Extracted data entries:

★ ★ ★

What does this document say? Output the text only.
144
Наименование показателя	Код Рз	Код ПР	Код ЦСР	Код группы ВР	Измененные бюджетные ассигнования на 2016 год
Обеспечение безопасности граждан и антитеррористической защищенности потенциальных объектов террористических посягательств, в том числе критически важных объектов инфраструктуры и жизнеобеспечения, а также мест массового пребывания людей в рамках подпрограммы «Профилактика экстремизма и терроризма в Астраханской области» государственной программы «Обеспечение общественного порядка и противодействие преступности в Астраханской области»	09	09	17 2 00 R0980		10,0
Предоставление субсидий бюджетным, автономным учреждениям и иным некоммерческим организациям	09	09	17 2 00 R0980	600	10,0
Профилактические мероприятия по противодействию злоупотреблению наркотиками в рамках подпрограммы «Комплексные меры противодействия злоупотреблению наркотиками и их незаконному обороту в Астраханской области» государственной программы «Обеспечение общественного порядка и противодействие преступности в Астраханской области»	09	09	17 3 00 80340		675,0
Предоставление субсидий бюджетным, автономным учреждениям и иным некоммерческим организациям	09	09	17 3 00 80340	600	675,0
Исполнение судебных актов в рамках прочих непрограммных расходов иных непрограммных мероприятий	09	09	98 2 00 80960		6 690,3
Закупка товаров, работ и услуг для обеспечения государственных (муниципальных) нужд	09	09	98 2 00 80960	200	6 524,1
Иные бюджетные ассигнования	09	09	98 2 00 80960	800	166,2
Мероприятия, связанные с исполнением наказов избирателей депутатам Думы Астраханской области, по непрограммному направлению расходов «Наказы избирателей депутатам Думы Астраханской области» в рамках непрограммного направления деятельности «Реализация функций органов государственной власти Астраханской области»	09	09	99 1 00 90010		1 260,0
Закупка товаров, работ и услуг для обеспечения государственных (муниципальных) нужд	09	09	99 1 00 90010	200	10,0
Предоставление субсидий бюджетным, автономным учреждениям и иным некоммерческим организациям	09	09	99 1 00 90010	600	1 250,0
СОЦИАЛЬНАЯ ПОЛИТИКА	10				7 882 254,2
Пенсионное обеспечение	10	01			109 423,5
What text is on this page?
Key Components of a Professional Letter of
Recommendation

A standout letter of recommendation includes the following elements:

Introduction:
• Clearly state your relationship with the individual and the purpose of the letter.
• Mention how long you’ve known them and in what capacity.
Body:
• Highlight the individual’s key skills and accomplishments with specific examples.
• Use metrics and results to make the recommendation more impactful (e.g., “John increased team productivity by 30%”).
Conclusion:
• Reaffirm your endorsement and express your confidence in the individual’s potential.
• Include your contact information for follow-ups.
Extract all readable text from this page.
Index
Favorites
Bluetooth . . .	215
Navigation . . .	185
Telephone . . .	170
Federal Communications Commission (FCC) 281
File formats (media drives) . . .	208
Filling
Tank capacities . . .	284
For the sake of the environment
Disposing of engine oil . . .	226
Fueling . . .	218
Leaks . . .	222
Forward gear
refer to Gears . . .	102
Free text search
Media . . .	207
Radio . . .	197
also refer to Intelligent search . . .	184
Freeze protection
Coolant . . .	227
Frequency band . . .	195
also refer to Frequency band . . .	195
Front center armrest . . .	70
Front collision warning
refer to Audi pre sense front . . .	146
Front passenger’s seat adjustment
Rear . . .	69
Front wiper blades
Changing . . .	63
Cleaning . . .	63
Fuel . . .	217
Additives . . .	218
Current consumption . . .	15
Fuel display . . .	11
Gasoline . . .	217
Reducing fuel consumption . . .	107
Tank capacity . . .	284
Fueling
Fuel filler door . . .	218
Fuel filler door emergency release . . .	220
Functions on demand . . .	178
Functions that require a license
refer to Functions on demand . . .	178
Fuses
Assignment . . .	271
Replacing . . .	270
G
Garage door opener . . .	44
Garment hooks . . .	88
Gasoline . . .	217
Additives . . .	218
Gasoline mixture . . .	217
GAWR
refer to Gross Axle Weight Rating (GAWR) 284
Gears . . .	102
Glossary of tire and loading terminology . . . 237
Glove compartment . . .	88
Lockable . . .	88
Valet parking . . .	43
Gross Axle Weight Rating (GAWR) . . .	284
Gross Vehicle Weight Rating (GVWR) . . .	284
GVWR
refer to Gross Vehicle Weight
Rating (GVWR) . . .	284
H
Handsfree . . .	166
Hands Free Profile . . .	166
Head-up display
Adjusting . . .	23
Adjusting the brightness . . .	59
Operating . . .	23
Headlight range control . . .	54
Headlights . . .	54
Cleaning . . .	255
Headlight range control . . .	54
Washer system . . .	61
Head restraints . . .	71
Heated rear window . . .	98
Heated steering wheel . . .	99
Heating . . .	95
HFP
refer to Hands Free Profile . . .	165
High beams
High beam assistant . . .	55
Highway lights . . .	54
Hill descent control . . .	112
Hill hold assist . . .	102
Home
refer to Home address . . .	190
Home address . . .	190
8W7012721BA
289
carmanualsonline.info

★ ★ ★

Pull out every line in the data above that has the word "Vehicle".

Gross Vehicle Weight Rating (GVWR) . . .	284
refer to Gross Vehicle Weight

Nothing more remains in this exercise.